**Records from a data source:**
+++

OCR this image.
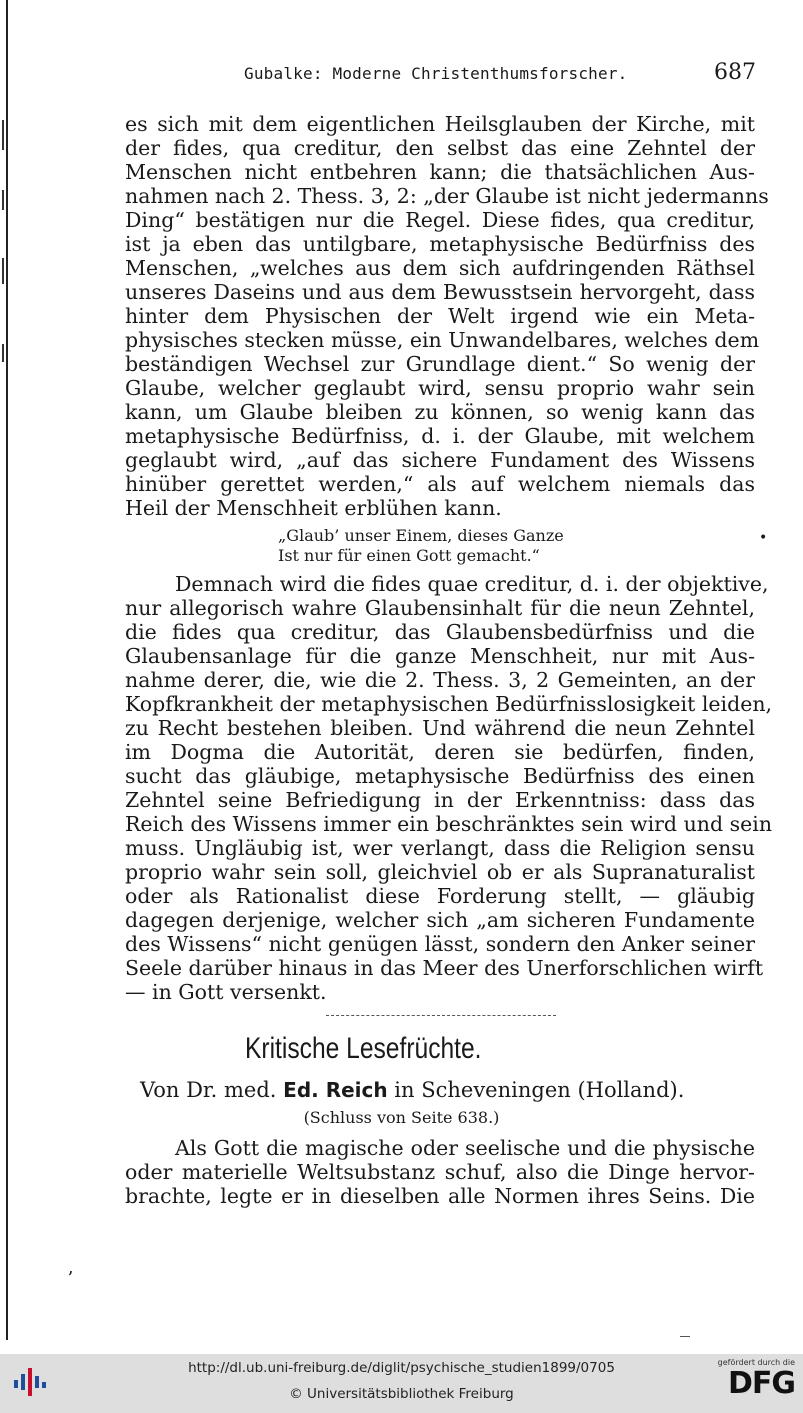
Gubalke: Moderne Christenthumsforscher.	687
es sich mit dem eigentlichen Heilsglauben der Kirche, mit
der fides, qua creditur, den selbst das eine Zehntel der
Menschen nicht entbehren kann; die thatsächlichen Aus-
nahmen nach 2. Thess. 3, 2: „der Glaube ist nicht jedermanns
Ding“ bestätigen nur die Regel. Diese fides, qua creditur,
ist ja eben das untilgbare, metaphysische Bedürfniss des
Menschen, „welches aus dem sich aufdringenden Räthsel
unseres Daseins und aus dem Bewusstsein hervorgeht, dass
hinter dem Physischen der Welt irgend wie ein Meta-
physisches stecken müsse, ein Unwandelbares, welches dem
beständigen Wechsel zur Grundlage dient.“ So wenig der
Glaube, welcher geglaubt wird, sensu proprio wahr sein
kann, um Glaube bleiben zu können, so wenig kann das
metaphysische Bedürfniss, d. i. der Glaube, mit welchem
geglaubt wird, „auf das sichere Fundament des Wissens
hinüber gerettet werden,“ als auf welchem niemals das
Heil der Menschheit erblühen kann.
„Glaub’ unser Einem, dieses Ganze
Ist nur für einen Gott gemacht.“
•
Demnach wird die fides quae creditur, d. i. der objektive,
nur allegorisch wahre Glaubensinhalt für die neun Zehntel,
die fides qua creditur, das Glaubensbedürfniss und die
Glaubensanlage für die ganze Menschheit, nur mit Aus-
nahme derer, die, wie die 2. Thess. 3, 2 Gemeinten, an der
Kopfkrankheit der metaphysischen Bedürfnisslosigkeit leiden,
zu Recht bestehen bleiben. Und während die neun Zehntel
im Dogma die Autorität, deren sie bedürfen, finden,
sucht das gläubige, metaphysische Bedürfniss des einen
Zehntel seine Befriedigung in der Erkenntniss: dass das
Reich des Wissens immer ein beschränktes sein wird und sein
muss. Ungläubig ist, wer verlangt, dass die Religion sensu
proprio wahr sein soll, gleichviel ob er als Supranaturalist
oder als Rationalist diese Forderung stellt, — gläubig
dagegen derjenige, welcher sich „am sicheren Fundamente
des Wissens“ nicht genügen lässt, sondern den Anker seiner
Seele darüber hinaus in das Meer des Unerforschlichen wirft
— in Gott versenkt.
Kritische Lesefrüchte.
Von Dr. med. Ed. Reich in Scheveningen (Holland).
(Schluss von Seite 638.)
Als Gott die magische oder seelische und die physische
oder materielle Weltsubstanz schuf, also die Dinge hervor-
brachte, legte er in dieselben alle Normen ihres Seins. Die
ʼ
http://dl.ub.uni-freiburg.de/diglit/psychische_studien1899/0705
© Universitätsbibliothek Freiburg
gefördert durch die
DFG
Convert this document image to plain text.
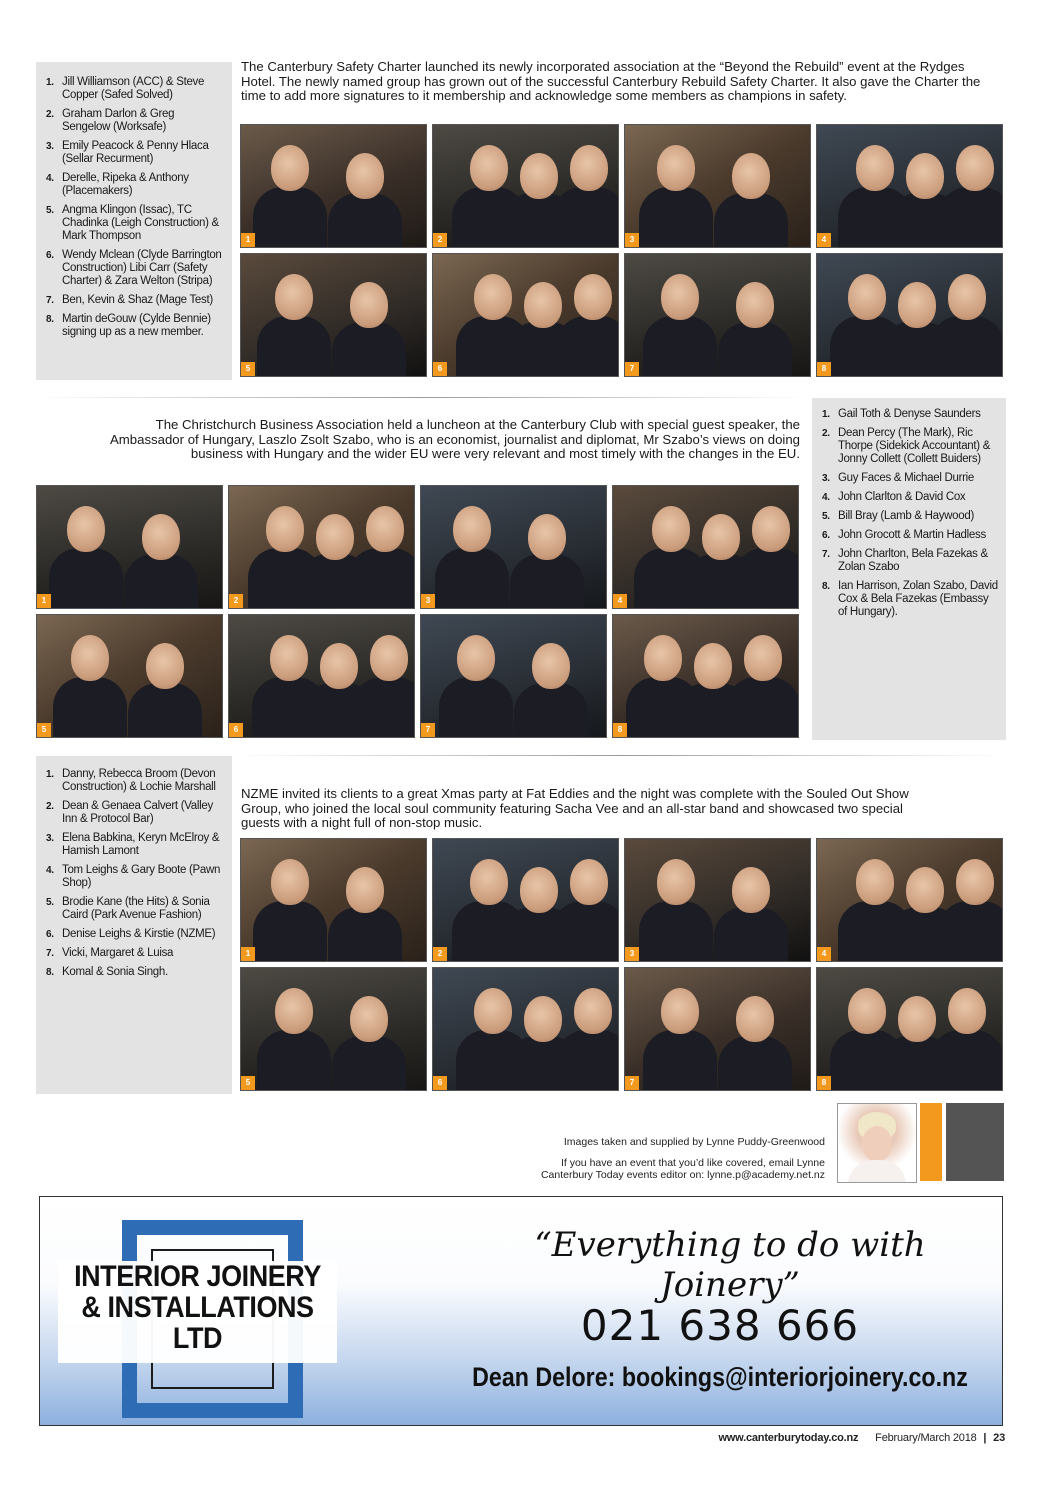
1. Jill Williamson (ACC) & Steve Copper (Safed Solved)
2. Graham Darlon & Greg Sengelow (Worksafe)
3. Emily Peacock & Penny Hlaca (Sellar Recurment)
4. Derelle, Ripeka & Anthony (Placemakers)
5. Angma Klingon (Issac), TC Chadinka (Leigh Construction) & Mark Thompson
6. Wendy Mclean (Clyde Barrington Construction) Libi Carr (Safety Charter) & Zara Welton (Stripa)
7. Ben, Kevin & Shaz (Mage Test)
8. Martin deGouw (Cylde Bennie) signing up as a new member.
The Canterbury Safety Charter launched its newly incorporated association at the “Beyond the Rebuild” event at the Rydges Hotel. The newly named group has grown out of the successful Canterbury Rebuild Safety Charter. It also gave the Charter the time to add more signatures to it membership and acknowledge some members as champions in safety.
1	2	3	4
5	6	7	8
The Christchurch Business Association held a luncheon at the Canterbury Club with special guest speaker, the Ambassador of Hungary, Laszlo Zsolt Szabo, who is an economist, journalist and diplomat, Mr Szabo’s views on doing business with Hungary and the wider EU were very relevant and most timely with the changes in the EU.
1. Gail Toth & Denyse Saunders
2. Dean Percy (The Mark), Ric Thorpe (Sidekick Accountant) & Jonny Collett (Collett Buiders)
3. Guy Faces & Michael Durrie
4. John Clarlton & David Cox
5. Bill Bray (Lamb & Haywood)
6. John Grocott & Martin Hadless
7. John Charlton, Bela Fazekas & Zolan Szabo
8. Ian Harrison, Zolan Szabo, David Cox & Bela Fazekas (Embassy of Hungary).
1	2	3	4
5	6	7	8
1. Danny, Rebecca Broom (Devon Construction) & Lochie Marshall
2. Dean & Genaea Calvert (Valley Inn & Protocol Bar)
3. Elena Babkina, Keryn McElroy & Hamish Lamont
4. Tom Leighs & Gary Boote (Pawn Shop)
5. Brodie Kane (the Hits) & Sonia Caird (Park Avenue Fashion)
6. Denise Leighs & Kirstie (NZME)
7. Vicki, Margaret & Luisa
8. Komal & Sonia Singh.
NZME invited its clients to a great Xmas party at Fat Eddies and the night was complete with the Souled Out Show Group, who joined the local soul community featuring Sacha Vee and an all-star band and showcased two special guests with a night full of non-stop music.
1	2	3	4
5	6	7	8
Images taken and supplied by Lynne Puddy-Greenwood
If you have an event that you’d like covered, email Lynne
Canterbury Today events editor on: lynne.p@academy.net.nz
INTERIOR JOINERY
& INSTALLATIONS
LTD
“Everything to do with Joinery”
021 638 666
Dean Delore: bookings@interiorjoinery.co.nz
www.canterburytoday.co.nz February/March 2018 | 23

+++

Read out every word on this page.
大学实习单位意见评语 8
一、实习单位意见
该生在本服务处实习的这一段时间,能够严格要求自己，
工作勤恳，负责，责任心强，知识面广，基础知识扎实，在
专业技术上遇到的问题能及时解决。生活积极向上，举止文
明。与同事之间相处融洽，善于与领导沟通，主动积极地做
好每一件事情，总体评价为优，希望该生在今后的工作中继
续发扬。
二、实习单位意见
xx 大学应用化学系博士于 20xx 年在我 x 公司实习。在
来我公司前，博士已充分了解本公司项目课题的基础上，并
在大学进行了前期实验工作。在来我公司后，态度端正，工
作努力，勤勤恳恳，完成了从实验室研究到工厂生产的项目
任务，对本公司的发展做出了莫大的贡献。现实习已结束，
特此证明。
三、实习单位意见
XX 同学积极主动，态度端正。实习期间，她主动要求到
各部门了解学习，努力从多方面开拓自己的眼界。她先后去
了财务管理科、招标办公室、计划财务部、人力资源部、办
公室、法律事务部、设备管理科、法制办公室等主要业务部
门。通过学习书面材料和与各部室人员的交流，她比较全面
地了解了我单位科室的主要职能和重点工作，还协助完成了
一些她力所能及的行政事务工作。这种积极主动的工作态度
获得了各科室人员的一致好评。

+++

**Stated exercise:** Your task is to pick out every line with the string "Reich" and copy it.

**Expected answer:**
Reich des Wissens immer ein beschränktes sein wird und sein
Von Dr. med. Ed. Reich in Scheveningen (Holland).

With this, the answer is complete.